— start of The records —

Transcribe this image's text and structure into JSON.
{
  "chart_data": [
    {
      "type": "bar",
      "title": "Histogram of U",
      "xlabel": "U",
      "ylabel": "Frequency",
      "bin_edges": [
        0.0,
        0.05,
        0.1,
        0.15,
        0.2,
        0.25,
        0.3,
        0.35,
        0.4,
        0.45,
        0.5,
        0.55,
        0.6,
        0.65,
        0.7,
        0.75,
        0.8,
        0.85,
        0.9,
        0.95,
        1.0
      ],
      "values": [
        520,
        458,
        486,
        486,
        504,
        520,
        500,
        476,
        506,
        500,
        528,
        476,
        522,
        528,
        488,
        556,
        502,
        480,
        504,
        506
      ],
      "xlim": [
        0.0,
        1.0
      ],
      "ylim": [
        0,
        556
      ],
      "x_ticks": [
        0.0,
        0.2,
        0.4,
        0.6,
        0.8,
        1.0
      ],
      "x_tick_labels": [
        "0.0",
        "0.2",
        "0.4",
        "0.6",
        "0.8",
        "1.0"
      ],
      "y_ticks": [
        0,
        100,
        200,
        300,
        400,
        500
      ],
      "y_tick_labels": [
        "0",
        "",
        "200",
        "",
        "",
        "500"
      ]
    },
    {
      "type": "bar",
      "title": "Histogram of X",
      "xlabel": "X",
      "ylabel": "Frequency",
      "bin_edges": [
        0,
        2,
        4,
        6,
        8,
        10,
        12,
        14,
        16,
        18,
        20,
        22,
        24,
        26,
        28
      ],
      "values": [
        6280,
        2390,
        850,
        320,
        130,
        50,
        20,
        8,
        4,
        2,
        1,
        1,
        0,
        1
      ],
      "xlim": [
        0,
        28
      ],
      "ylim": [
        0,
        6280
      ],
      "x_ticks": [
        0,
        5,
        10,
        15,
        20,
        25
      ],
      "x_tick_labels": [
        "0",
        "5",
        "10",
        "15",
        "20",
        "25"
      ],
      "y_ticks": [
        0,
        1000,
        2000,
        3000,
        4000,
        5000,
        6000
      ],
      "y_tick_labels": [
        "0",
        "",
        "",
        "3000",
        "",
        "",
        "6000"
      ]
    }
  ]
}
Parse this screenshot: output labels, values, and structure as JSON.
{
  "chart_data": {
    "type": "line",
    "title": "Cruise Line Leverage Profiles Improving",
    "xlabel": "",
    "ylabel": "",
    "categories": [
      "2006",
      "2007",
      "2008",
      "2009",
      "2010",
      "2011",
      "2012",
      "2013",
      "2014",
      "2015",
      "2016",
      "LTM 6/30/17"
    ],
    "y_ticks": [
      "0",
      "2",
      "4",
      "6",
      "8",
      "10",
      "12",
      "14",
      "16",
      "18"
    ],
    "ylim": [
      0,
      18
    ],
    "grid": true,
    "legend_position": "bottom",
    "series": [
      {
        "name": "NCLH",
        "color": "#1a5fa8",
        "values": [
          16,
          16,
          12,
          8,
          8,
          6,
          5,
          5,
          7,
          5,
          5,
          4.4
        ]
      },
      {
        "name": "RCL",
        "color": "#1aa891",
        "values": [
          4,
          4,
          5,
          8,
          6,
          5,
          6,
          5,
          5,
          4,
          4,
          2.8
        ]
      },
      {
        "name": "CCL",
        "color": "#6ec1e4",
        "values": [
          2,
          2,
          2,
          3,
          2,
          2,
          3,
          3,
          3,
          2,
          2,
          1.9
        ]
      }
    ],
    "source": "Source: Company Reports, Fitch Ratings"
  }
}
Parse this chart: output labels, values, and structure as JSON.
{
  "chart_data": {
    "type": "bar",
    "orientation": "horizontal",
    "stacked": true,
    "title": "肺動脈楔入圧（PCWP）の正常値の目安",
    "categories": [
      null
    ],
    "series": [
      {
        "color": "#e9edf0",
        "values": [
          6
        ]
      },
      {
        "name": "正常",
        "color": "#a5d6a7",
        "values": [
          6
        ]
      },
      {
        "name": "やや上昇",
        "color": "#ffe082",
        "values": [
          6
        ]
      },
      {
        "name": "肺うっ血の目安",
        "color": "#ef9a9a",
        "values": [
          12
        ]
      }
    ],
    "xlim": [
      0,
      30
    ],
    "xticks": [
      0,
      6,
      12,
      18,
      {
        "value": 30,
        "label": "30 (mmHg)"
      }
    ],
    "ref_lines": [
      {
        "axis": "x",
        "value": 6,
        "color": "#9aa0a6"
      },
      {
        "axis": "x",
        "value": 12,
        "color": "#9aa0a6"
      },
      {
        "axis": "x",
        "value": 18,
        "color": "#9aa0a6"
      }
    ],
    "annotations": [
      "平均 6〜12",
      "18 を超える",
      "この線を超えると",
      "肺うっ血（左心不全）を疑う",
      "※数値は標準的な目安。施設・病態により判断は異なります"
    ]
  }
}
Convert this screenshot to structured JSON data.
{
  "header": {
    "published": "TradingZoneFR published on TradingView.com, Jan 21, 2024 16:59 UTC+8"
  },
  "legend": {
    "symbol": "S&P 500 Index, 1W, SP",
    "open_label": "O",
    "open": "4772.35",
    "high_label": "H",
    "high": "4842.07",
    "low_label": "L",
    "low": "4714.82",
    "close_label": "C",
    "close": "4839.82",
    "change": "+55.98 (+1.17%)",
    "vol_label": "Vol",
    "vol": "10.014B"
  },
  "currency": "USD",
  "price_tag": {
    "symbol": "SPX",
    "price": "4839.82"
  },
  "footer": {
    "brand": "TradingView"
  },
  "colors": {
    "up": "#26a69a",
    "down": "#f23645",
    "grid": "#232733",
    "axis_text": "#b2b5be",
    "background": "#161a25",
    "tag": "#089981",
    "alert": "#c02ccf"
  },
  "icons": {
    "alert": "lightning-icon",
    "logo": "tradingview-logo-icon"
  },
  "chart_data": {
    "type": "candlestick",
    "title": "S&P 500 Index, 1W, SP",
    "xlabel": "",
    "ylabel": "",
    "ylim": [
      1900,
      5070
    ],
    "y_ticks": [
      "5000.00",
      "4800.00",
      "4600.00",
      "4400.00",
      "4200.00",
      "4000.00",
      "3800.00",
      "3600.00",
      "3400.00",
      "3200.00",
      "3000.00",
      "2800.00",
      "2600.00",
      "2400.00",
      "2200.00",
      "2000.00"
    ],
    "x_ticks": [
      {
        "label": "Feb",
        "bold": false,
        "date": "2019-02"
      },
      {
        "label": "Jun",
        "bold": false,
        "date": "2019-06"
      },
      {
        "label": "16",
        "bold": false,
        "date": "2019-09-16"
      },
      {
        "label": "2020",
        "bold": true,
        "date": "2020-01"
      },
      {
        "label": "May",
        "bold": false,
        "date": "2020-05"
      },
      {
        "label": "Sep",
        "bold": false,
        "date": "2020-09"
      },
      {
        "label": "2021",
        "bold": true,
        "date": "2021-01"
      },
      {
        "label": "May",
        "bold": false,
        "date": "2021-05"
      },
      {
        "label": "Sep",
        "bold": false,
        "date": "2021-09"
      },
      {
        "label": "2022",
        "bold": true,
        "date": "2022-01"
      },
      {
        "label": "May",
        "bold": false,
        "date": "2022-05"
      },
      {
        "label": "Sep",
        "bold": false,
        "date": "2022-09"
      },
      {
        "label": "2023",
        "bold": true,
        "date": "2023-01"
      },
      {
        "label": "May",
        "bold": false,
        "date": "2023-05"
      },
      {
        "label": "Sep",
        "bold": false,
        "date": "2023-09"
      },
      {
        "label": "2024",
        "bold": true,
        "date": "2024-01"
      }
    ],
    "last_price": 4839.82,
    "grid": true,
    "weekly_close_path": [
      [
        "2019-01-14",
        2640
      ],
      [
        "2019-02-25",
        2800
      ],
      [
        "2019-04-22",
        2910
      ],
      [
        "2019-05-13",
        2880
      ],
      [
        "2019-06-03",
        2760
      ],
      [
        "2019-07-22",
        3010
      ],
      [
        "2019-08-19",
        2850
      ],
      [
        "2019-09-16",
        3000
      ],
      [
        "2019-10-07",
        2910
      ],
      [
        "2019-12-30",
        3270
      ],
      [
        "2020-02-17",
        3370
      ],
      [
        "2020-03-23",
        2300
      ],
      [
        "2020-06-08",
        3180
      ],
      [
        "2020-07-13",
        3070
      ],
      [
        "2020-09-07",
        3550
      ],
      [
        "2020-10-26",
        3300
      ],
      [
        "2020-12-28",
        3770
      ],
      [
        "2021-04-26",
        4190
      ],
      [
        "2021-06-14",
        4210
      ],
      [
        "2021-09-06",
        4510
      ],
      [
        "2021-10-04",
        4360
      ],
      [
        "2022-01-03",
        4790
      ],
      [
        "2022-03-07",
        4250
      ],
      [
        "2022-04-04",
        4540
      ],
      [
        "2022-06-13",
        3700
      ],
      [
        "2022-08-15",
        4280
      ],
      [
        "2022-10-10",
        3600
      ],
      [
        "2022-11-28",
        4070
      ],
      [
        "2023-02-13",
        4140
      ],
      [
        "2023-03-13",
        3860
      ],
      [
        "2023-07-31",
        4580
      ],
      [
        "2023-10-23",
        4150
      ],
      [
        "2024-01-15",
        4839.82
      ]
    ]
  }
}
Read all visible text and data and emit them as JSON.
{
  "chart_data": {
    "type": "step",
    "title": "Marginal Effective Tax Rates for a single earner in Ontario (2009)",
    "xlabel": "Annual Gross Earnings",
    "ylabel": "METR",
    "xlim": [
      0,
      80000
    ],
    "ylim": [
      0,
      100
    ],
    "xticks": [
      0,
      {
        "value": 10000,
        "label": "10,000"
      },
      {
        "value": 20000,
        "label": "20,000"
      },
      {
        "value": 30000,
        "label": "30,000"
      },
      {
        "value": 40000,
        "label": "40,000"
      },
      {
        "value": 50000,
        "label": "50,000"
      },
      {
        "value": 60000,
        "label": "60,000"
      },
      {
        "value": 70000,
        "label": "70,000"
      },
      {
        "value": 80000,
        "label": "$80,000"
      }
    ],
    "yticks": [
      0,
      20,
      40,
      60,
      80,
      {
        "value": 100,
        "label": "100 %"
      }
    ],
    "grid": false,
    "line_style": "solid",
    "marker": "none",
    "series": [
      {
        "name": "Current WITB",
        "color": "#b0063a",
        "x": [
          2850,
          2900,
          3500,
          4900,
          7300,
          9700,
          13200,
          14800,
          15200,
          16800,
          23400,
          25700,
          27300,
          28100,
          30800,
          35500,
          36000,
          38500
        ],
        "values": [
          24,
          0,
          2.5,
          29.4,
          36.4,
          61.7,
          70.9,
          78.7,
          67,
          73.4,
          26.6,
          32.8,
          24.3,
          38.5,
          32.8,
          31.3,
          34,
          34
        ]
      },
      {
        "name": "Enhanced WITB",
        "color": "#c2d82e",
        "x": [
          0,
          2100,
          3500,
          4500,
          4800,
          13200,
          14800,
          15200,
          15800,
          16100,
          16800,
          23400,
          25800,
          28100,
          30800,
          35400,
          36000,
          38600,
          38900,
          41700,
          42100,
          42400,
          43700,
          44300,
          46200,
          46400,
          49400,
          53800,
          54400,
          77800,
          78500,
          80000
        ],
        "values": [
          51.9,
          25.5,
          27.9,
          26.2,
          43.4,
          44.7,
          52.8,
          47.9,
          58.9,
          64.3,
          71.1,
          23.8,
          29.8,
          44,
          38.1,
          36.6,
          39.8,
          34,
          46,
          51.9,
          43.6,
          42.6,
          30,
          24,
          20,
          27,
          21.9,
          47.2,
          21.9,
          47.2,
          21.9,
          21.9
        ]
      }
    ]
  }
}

— end of The records —

Your task: Going through the data, tally the lines containing "type" and report only the result.

Finished answer: 6